## Instruction
Search the data below for the word "sensor" and copy each line that holds it.

[Collection entries]

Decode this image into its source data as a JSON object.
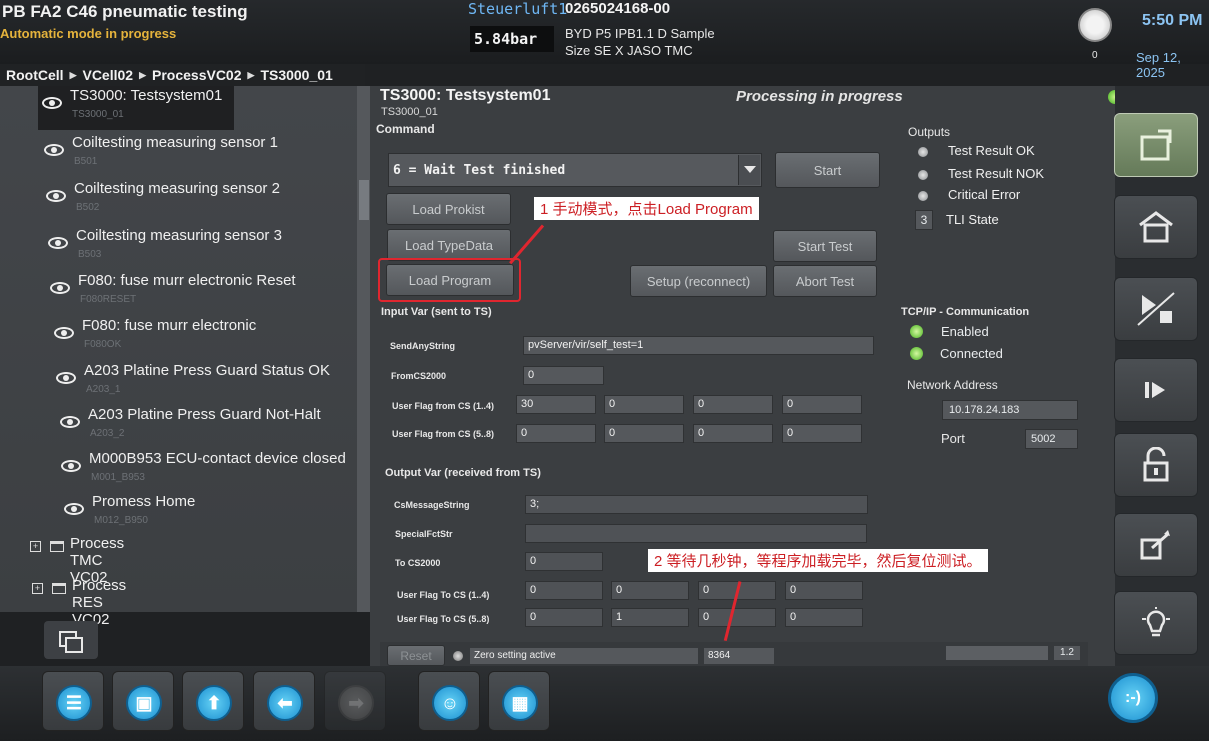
{
  "header": {
    "app_title": "PB FA2 C46 pneumatic testing",
    "mode_status": "Automatic mode in progress",
    "station_label": "Steuerluft1",
    "pressure": "5.84bar",
    "serial": "0265024168-00",
    "product_line1": "BYD P5 IPB1.1 D Sample",
    "product_line2": "Size SE  X JASO TMC",
    "clock_count": "0",
    "time": "5:50 PM",
    "date": "Sep 12, 2025"
  },
  "breadcrumb": [
    "RootCell",
    "VCell02",
    "ProcessVC02",
    "TS3000_01"
  ],
  "tree": {
    "items": [
      {
        "label": "TS3000: Testsystem01",
        "sub": "TS3000_01"
      },
      {
        "label": "Coiltesting measuring sensor 1",
        "sub": "B501"
      },
      {
        "label": "Coiltesting measuring sensor 2",
        "sub": "B502"
      },
      {
        "label": "Coiltesting measuring sensor 3",
        "sub": "B503"
      },
      {
        "label": "F080: fuse murr electronic Reset",
        "sub": "F080RESET"
      },
      {
        "label": "F080: fuse murr electronic",
        "sub": "F080OK"
      },
      {
        "label": "A203 Platine Press Guard Status OK",
        "sub": "A203_1"
      },
      {
        "label": "A203 Platine Press Guard Not-Halt",
        "sub": "A203_2"
      },
      {
        "label": "M000B953 ECU-contact device closed",
        "sub": "M001_B953"
      },
      {
        "label": "Promess Home",
        "sub": "M012_B950"
      }
    ],
    "folders": [
      {
        "label": "Process TMC VC02"
      },
      {
        "label": "Process RES VC02"
      }
    ]
  },
  "main": {
    "title": "TS3000: Testsystem01",
    "subtitle": "TS3000_01",
    "processing": "Processing in progress",
    "command_label": "Command",
    "command_value": "6 = Wait Test finished",
    "buttons": {
      "start": "Start",
      "load_prokist": "Load Prokist",
      "load_typedata": "Load TypeData",
      "start_test": "Start Test",
      "load_program": "Load Program",
      "setup": "Setup (reconnect)",
      "abort_test": "Abort Test"
    },
    "input_var": {
      "label": "Input Var (sent to TS)",
      "send_any_string_label": "SendAnyString",
      "send_any_string": "pvServer/vir/self_test=1",
      "from_cs2000_label": "FromCS2000",
      "from_cs2000": "0",
      "flags1_label": "User Flag from CS (1..4)",
      "flags1": [
        "30",
        "0",
        "0",
        "0"
      ],
      "flags2_label": "User Flag from CS (5..8)",
      "flags2": [
        "0",
        "0",
        "0",
        "0"
      ]
    },
    "output_var": {
      "label": "Output Var (received from TS)",
      "cs_message_label": "CsMessageString",
      "cs_message": "3;",
      "special_label": "SpecialFctStr",
      "special": "",
      "to_cs2000_label": "To CS2000",
      "to_cs2000": "0",
      "flags1_label": "User Flag To CS (1..4)",
      "flags1": [
        "0",
        "0",
        "0",
        "0"
      ],
      "flags2_label": "User Flag To CS (5..8)",
      "flags2": [
        "0",
        "1",
        "0",
        "0"
      ]
    },
    "annotations": {
      "callout1": "1 手动模式，点击Load  Program",
      "callout2": "2 等待几秒钟，等程序加载完毕，然后复位测试。"
    }
  },
  "outputs": {
    "label": "Outputs",
    "items": [
      "Test Result OK",
      "Test Result NOK",
      "Critical Error"
    ],
    "tli_value": "3",
    "tli_label": "TLI State"
  },
  "tcp": {
    "label": "TCP/IP - Communication",
    "enabled": "Enabled",
    "connected": "Connected",
    "network_label": "Network Address",
    "address": "10.178.24.183",
    "port_label": "Port",
    "port": "5002"
  },
  "status_bar": {
    "reset": "Reset",
    "zero_setting": "Zero setting active",
    "counter": "8364",
    "version": "1.2"
  },
  "colors": {
    "accent_blue": "#1b8fd0",
    "highlight_red": "#e0262f",
    "status_green": "#49b320",
    "mode_amber": "#e5b33c"
  }
}
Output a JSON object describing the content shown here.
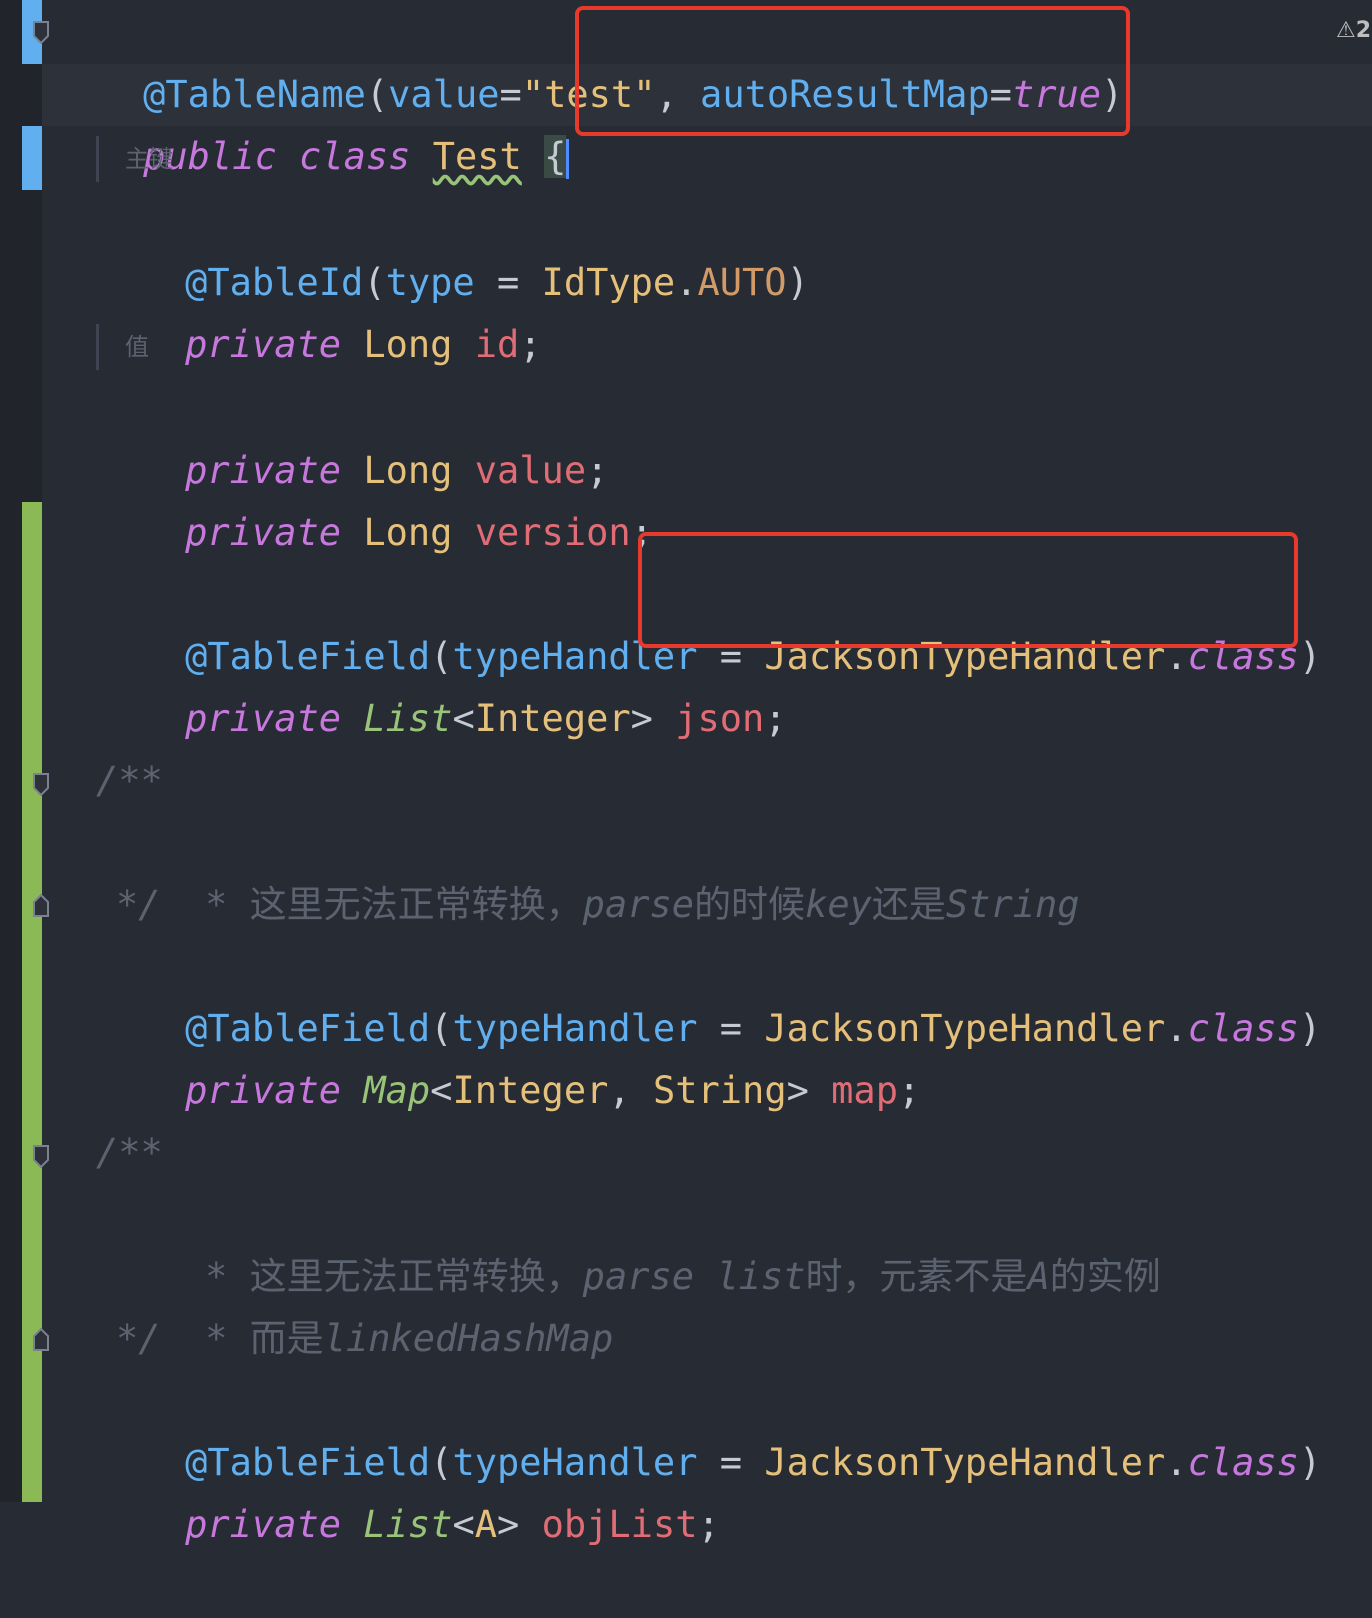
{
  "colors": {
    "background": "#272b33",
    "gutter": "#21252b",
    "vcs_modified": "#61afef",
    "vcs_added": "#8bb956",
    "highlight_box": "#e8392d"
  },
  "warning_indicator": {
    "icon": "warning-triangle-icon",
    "count": "2"
  },
  "code": {
    "l1": {
      "at_name": "@TableName",
      "open": "(",
      "param": "value",
      "eq": "=",
      "str": "\"test\"",
      "comma": ", ",
      "param2": "autoResultMap",
      "eq2": "=",
      "val2": "true",
      "close": ")"
    },
    "l2": {
      "kw1": "public",
      "kw2": "class",
      "name": "Test",
      "brace": "{"
    },
    "hint1": "主键",
    "l3": {
      "at_name": "@TableId",
      "open": "(",
      "param": "type",
      "eq": " = ",
      "type": "IdType",
      "dot": ".",
      "const": "AUTO",
      "close": ")"
    },
    "l4": {
      "kw": "private",
      "type": "Long",
      "field": "id",
      "semi": ";"
    },
    "hint2": "值",
    "l5": {
      "kw": "private",
      "type": "Long",
      "field": "value",
      "semi": ";"
    },
    "l6": {
      "kw": "private",
      "type": "Long",
      "field": "version",
      "semi": ";"
    },
    "l7": {
      "at_name": "@TableField",
      "open": "(",
      "param": "typeHandler",
      "eq": " = ",
      "type": "JacksonTypeHandler",
      "dot": ".",
      "kw": "class",
      "close": ")"
    },
    "l8": {
      "kw": "private",
      "type": "List",
      "lt": "<",
      "inner": "Integer",
      "gt": ">",
      "field": "json",
      "semi": ";"
    },
    "c1": {
      "open": "/**",
      "star": "* ",
      "t1": "这里无法正常转换，",
      "t2": "parse",
      "t3": "的时候",
      "t4": "key",
      "t5": "还是",
      "t6": "String",
      "close": "*/"
    },
    "l9": {
      "at_name": "@TableField",
      "open": "(",
      "param": "typeHandler",
      "eq": " = ",
      "type": "JacksonTypeHandler",
      "dot": ".",
      "kw": "class",
      "close": ")"
    },
    "l10": {
      "kw": "private",
      "type": "Map",
      "lt": "<",
      "inner1": "Integer",
      "comma": ", ",
      "inner2": "String",
      "gt": ">",
      "field": "map",
      "semi": ";"
    },
    "c2": {
      "open": "/**",
      "star": "* ",
      "t1": "这里无法正常转换，",
      "t2": "parse list",
      "t3": "时，元素不是",
      "t4": "A",
      "t5": "的实例",
      "star2": "* ",
      "t6": "而是",
      "t7": "linkedHashMap",
      "close": "*/"
    },
    "l11": {
      "at_name": "@TableField",
      "open": "(",
      "param": "typeHandler",
      "eq": " = ",
      "type": "JacksonTypeHandler",
      "dot": ".",
      "kw": "class",
      "close": ")"
    },
    "l12": {
      "kw": "private",
      "type": "List",
      "lt": "<",
      "inner": "A",
      "gt": ">",
      "field": "objList",
      "semi": ";"
    }
  }
}
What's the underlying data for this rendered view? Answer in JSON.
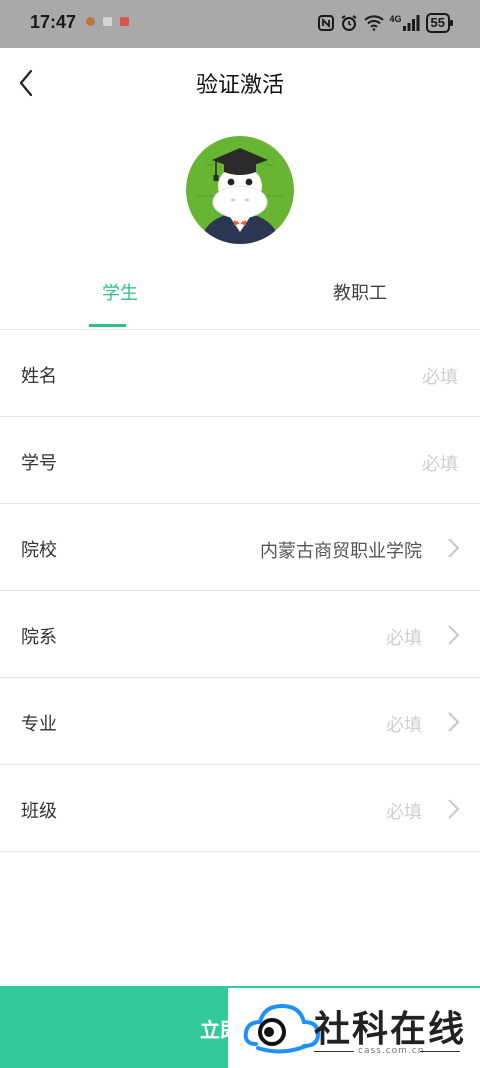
{
  "status_bar": {
    "time": "17:47",
    "network": "4G",
    "battery": "55",
    "icons": [
      "nfc-icon",
      "alarm-icon",
      "wifi-icon",
      "signal-icon"
    ]
  },
  "nav": {
    "title": "验证激活",
    "back_icon": "chevron-left-icon"
  },
  "tabs": [
    {
      "label": "学生",
      "active": true
    },
    {
      "label": "教职工",
      "active": false
    }
  ],
  "form": {
    "rows": [
      {
        "label": "姓名",
        "value": "必填",
        "chevron": false
      },
      {
        "label": "学号",
        "value": "必填",
        "chevron": false
      },
      {
        "label": "院校",
        "value": "内蒙古商贸职业学院",
        "chevron": true
      },
      {
        "label": "院系",
        "value": "必填",
        "chevron": true
      },
      {
        "label": "专业",
        "value": "必填",
        "chevron": true
      },
      {
        "label": "班级",
        "value": "必填",
        "chevron": true
      }
    ]
  },
  "submit": {
    "visible_label": "立即"
  },
  "watermark": {
    "name": "社科在线",
    "url": "cass.com.cn"
  },
  "colors": {
    "accent": "#2dbf8c",
    "button": "#34c998",
    "status_bar": "#a9a9a9"
  }
}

## Answer for this exercise
        "label": "Coiltesting measuring sensor 1",
        "label": "Coiltesting measuring sensor 2",
        "label": "Coiltesting measuring sensor 3",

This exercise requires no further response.